**DESCRIPTION OF THE TASK:**
Your task is to print every entry below exactly as given.

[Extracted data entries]
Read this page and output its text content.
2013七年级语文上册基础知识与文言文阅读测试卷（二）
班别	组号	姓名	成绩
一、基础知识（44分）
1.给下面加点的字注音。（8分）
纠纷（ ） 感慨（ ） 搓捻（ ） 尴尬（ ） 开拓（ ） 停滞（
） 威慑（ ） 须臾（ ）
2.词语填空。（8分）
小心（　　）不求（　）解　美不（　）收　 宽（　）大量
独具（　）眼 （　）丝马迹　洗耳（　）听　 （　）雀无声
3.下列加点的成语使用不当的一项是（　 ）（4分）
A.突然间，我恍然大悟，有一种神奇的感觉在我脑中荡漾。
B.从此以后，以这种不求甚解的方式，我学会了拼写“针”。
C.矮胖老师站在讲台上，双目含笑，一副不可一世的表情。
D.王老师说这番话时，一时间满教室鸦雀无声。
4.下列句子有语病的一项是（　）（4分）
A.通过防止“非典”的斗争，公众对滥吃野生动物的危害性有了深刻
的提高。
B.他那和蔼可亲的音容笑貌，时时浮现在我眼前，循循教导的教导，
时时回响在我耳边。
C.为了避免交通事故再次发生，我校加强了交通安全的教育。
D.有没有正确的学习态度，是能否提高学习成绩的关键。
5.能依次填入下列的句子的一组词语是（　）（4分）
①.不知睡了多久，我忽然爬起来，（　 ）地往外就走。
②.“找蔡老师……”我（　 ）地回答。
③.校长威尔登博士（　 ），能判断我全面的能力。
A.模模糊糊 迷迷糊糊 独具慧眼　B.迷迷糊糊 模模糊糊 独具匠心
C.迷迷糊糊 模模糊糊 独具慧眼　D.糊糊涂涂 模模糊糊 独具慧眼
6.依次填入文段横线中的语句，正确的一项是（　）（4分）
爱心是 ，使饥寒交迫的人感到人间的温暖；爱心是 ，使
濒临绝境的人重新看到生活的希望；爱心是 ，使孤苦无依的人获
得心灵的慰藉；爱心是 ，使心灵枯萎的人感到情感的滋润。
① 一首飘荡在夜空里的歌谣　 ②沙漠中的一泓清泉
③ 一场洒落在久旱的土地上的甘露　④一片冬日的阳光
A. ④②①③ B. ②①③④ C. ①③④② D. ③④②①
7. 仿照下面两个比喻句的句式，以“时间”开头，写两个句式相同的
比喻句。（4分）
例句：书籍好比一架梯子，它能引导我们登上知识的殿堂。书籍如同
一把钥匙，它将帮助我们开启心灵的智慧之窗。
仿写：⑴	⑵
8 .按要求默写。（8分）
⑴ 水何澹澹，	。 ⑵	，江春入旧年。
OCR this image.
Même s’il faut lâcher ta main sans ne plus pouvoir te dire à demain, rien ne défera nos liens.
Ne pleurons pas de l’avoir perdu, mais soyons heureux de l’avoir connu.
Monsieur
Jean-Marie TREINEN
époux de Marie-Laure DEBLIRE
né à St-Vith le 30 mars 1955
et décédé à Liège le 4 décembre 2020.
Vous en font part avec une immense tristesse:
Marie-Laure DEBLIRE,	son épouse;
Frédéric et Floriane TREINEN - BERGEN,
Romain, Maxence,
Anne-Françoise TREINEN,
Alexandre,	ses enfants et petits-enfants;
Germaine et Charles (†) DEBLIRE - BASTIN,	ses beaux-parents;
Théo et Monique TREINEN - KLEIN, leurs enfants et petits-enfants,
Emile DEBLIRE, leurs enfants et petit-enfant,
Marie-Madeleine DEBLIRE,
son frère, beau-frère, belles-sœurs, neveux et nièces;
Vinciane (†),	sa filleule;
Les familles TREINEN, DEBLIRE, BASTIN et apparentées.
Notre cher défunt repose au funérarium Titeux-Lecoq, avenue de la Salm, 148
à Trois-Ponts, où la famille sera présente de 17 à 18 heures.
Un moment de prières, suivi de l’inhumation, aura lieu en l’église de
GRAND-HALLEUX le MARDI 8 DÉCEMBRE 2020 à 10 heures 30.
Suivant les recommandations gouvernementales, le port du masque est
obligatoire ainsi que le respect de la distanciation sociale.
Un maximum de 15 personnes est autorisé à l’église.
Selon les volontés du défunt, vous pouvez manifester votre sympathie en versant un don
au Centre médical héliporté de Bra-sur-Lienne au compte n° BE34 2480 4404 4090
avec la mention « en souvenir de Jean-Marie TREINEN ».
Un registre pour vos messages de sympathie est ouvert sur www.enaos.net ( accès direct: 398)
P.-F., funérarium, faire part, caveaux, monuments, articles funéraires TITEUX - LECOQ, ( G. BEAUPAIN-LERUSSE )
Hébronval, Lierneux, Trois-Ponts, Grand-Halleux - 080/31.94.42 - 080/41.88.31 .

**ANSWER IN FULL:**
Read this page and output its text content.
2013七年级语文上册基础知识与文言文阅读测试卷（二）
班别	组号	姓名	成绩
一、基础知识（44分）
1.给下面加点的字注音。（8分）
纠纷（ ） 感慨（ ） 搓捻（ ） 尴尬（ ） 开拓（ ） 停滞（
） 威慑（ ） 须臾（ ）
2.词语填空。（8分）
小心（　　）不求（　）解　美不（　）收　 宽（　）大量
独具（　）眼 （　）丝马迹　洗耳（　）听　 （　）雀无声
3.下列加点的成语使用不当的一项是（　 ）（4分）
A.突然间，我恍然大悟，有一种神奇的感觉在我脑中荡漾。
B.从此以后，以这种不求甚解的方式，我学会了拼写“针”。
C.矮胖老师站在讲台上，双目含笑，一副不可一世的表情。
D.王老师说这番话时，一时间满教室鸦雀无声。
4.下列句子有语病的一项是（　）（4分）
A.通过防止“非典”的斗争，公众对滥吃野生动物的危害性有了深刻
的提高。
B.他那和蔼可亲的音容笑貌，时时浮现在我眼前，循循教导的教导，
时时回响在我耳边。
C.为了避免交通事故再次发生，我校加强了交通安全的教育。
D.有没有正确的学习态度，是能否提高学习成绩的关键。
5.能依次填入下列的句子的一组词语是（　）（4分）
①.不知睡了多久，我忽然爬起来，（　 ）地往外就走。
②.“找蔡老师……”我（　 ）地回答。
③.校长威尔登博士（　 ），能判断我全面的能力。
A.模模糊糊 迷迷糊糊 独具慧眼　B.迷迷糊糊 模模糊糊 独具匠心
C.迷迷糊糊 模模糊糊 独具慧眼　D.糊糊涂涂 模模糊糊 独具慧眼
6.依次填入文段横线中的语句，正确的一项是（　）（4分）
爱心是 ，使饥寒交迫的人感到人间的温暖；爱心是 ，使
濒临绝境的人重新看到生活的希望；爱心是 ，使孤苦无依的人获
得心灵的慰藉；爱心是 ，使心灵枯萎的人感到情感的滋润。
① 一首飘荡在夜空里的歌谣　 ②沙漠中的一泓清泉
③ 一场洒落在久旱的土地上的甘露　④一片冬日的阳光
A. ④②①③ B. ②①③④ C. ①③④② D. ③④②①
7. 仿照下面两个比喻句的句式，以“时间”开头，写两个句式相同的
比喻句。（4分）
例句：书籍好比一架梯子，它能引导我们登上知识的殿堂。书籍如同
一把钥匙，它将帮助我们开启心灵的智慧之窗。
仿写：⑴	⑵
8 .按要求默写。（8分）
⑴ 水何澹澹，	。 ⑵	，江春入旧年。
OCR this image.
Même s’il faut lâcher ta main sans ne plus pouvoir te dire à demain, rien ne défera nos liens.
Ne pleurons pas de l’avoir perdu, mais soyons heureux de l’avoir connu.
Monsieur
Jean-Marie TREINEN
époux de Marie-Laure DEBLIRE
né à St-Vith le 30 mars 1955
et décédé à Liège le 4 décembre 2020.
Vous en font part avec une immense tristesse:
Marie-Laure DEBLIRE,	son épouse;
Frédéric et Floriane TREINEN - BERGEN,
Romain, Maxence,
Anne-Françoise TREINEN,
Alexandre,	ses enfants et petits-enfants;
Germaine et Charles (†) DEBLIRE - BASTIN,	ses beaux-parents;
Théo et Monique TREINEN - KLEIN, leurs enfants et petits-enfants,
Emile DEBLIRE, leurs enfants et petit-enfant,
Marie-Madeleine DEBLIRE,
son frère, beau-frère, belles-sœurs, neveux et nièces;
Vinciane (†),	sa filleule;
Les familles TREINEN, DEBLIRE, BASTIN et apparentées.
Notre cher défunt repose au funérarium Titeux-Lecoq, avenue de la Salm, 148
à Trois-Ponts, où la famille sera présente de 17 à 18 heures.
Un moment de prières, suivi de l’inhumation, aura lieu en l’église de
GRAND-HALLEUX le MARDI 8 DÉCEMBRE 2020 à 10 heures 30.
Suivant les recommandations gouvernementales, le port du masque est
obligatoire ainsi que le respect de la distanciation sociale.
Un maximum de 15 personnes est autorisé à l’église.
Selon les volontés du défunt, vous pouvez manifester votre sympathie en versant un don
au Centre médical héliporté de Bra-sur-Lienne au compte n° BE34 2480 4404 4090
avec la mention « en souvenir de Jean-Marie TREINEN ».
Un registre pour vos messages de sympathie est ouvert sur www.enaos.net ( accès direct: 398)
P.-F., funérarium, faire part, caveaux, monuments, articles funéraires TITEUX - LECOQ, ( G. BEAUPAIN-LERUSSE )
Hébronval, Lierneux, Trois-Ponts, Grand-Halleux - 080/31.94.42 - 080/41.88.31 .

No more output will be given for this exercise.